▶ ЗАДАНИЯ
1) Назовите все процессы, которые, согласно тексту о комплексной демократизации, ведут к усилению режима деспотии в развитых странах.
2) Допишите текст о комплексной демократизации дальше, начиная сразу после его последнего предложения.
===== ИСХОДНЫЙ ТЕКСТ
5. Комплексная демократизация.


            Как уже говорилось, в настоящий момент в развитых странах, включая РФ, совокупность факторов, отвечающих за образование режима деспотии, трансформируется в направлении их усиления, благодаря чему, естественным ходом вещей, последний неуклонно «укрепляется и углубляется».
            1. Повышается концентрация капиталов - производственного и финансового.
            2. Усиливается связь госучреждений с крупным бизнесом.
            3. Растёт численность госслужащих и их политический вес.
            4. Растёт доля праздного и псевдозанятого населения, концентрирующегося в городах (где любая иная форма жизнедеятельности лишних людей, кроме фактического госсодержания, кормления с рук соответствующих чиновников, не возможна чисто «физически»).
            5. Последовательно уменьшается политический и экономический вес оппонентов господствующего класса – некрупной буржуазии, пролетариев и крестьян.
            Так как все пять процессов являются проявлениями/продуктом одной общей системы (одного связанного механизма), любое их существенное изменение (не говоря уже о развороте тенденции по каждому из пунктов) возможно только в результате комплексного преобразования общества, синхронного/согласованного изменения всех его ключевых элементов. Поэтому, если в какой-то момент наша государственная элита (группа первых лиц - авангард буржуазно-номенклатурного класса, сегодня возглавляемый В.В. Путиным), движимая вышеизложенными мотивами или какими иными, решит развернуть наше общество от деспотии к построению демократии, ей придётся в ручном режиме, преодолевая активное сопротивление «противников перестройки», выполнить большой комплекс взаимосвязанных мероприятий, затрагивающих все сферы жизнедеятельности общества. Сначала рассмотрим в самом общем виде три основных подпроцесса – экономический, культурный и политический, а потом – ещё несколько конкретных реформ, для иллюстрации масштабов и сути преобразований.
==========
===== ИСХОДНЫЕ ДАННЫЕ
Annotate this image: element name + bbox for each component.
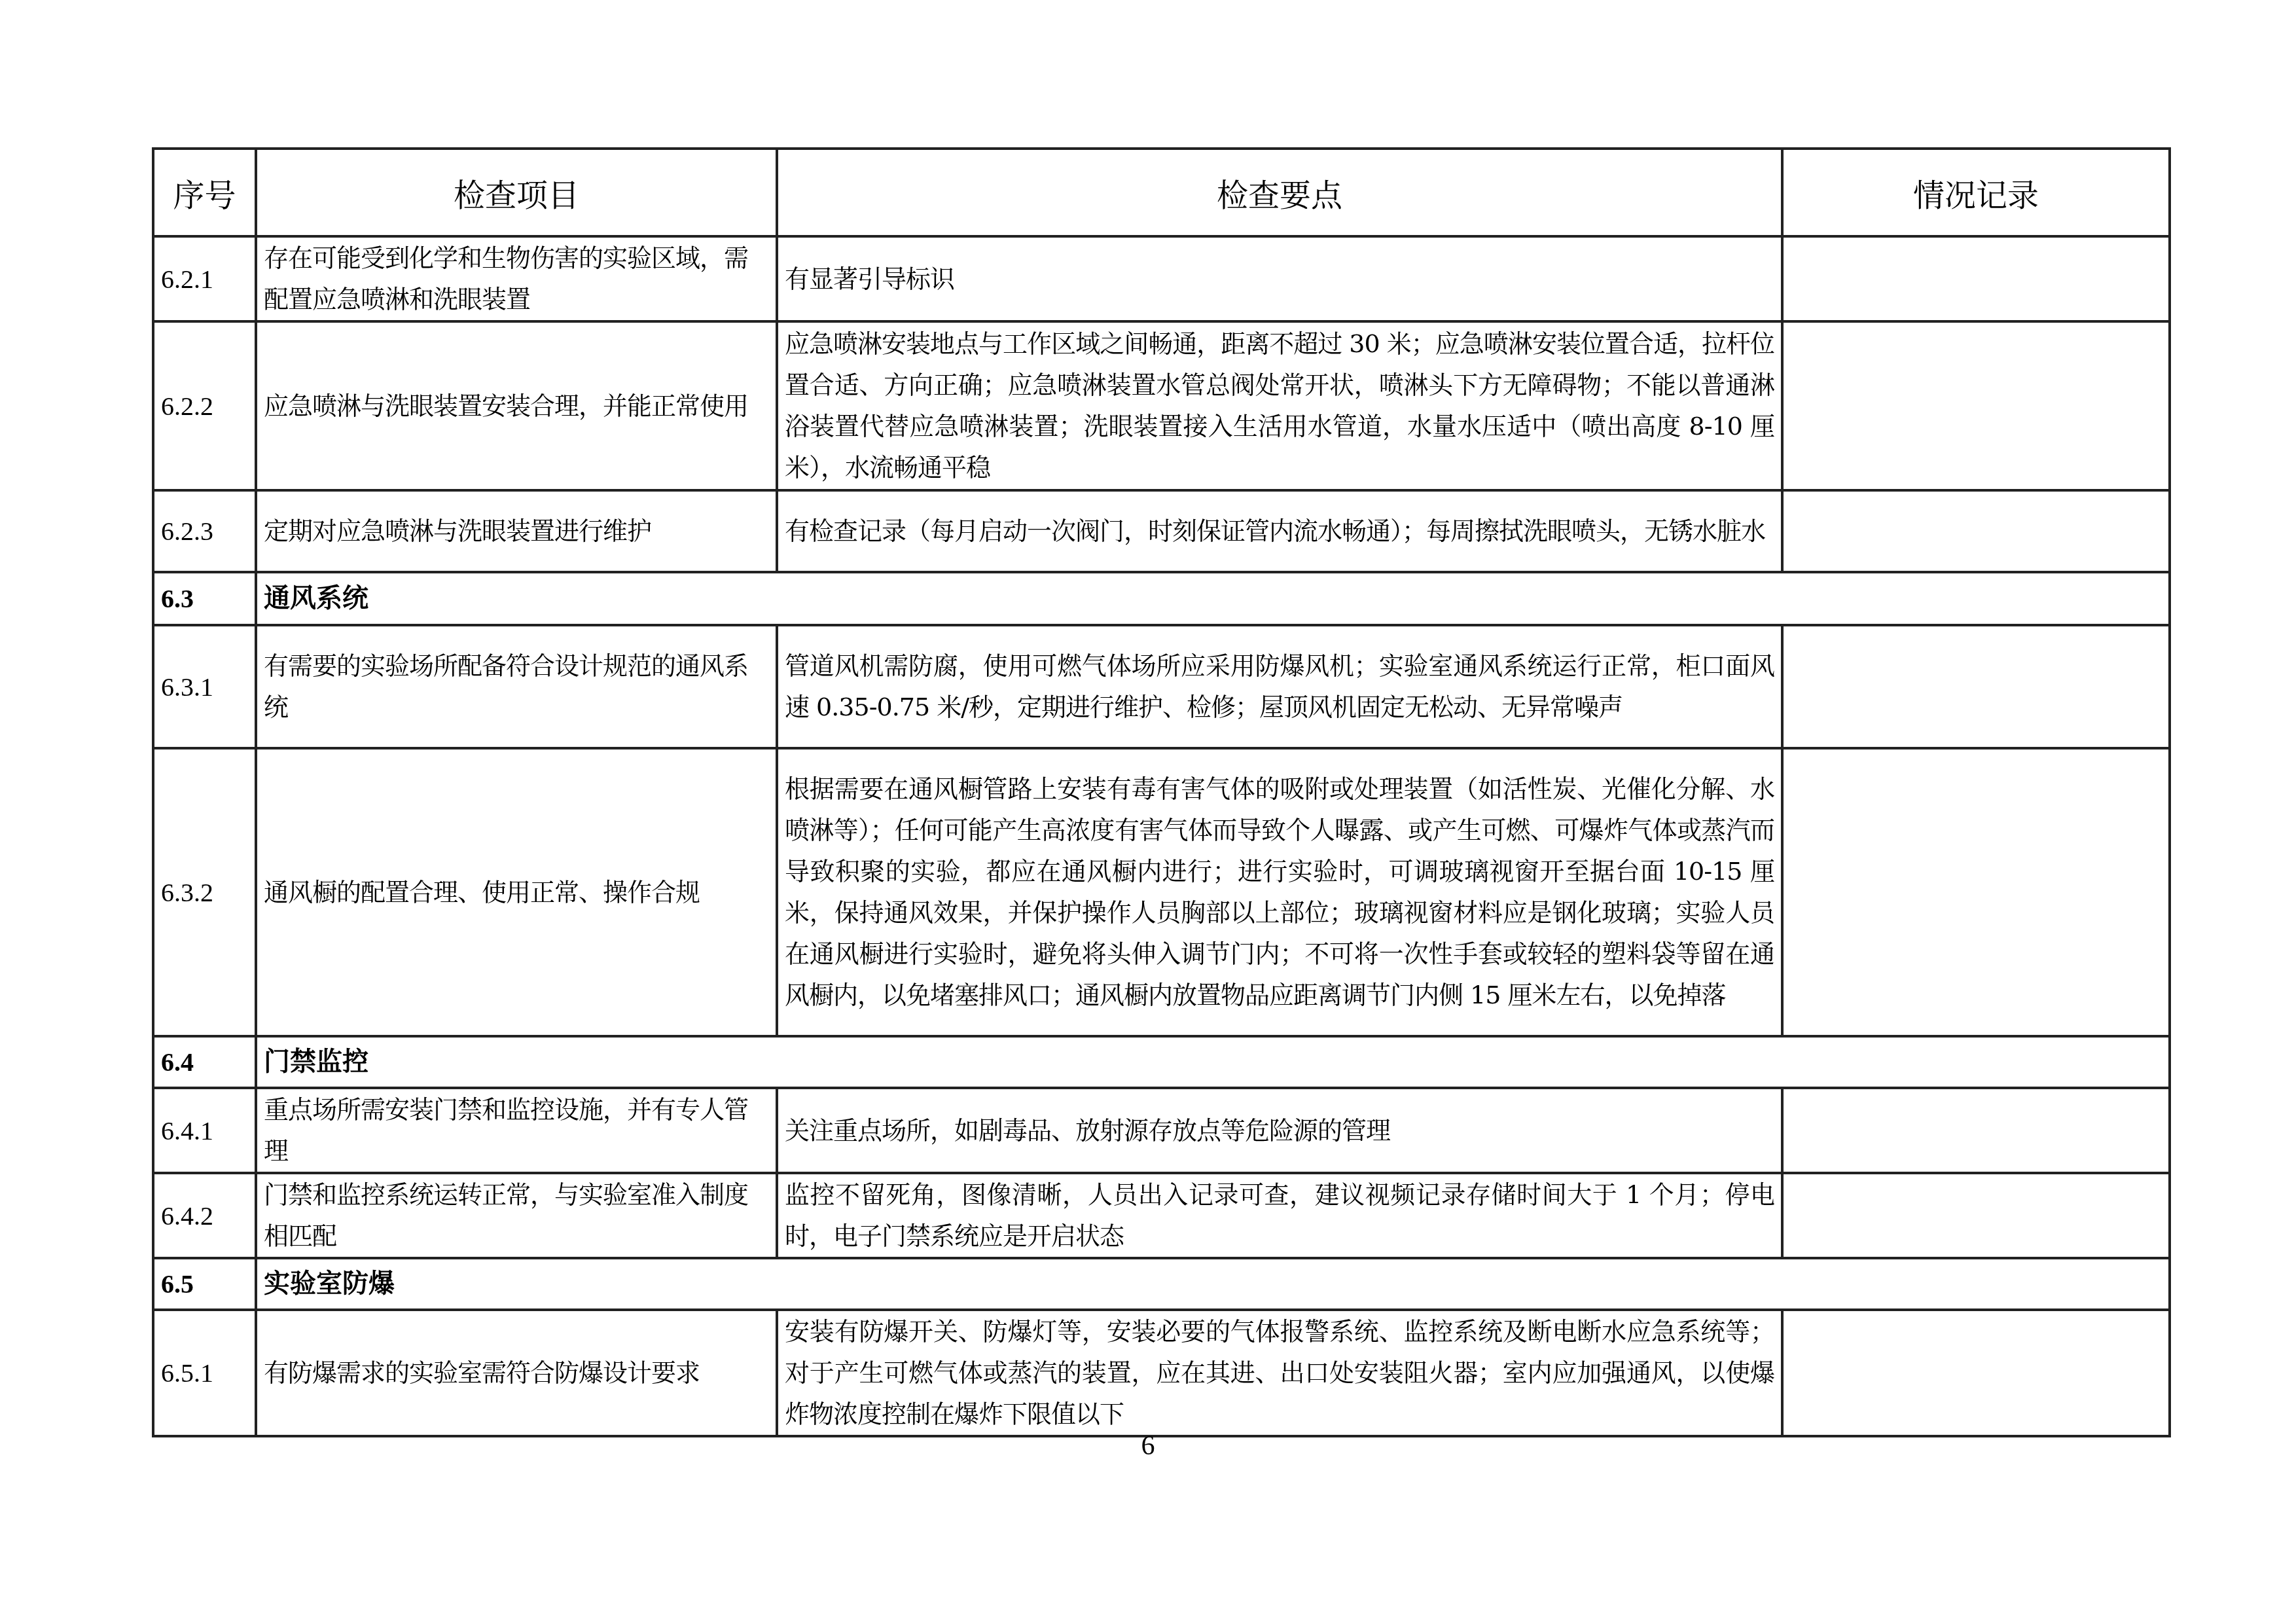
==========
▶ ОТВЕТЫ ПО ЗАДАНИЯМ
1)
1. Повышается концентрация капиталов, производственного и финансового.
2. Усиливается связь госучреждений с крупным бизнесом.
3. Растёт численность госслужащих и их политический вес.
4. Растёт доля праздного и псевдозанятого населения, которое сосредоточено в городах.
5. Последовательно уменьшается политический и экономический вес оппонентов господствующего класса: некрупной буржуазии, пролетариев и крестьян.

2)
            Мероприятия первой подгруппы должны внести в производственно-потребительскую конфигурацию общества (в систему составляющих её макрообъектов) такие изменения, которые бы создавать максимально благоприятные условия режиму народно-буржуазной демократии, а буржуазно-номенклатурную деспотию, напротив, всячески угнетали. Последняя, в своей предельной форме пресловутой «олигархии» - достигается соединением в одних руках полномочий высокого государственного начальника и - владения крупным бизнесом (Как, например, президента Украины и хозяина кондитерской корпорации). Соответственно, к понижению уровня деспотии будет приводить сочетание трёх процессов:
            1. Разведение государственных - деятельности и собственности, их частных форм на максимальную дистанцию (на процедуры и на фигуры, минимально связанные между собой каким-либо образом).
            2. Сокращение размеров негосударственных объектов экономики с увеличением их числа (демонополизация национального производства), оставляющая единственную возможность эффективного влияния их хозяев и директоров на государственные – политику и аппарат – посредством солидарных политических структур.
            3. Повышение регламентации и прозрачности работы госучреждений (что, впрочем, будет логичным следствием выполнения первых двух пунктов).

 

6. Демонополизация экономики.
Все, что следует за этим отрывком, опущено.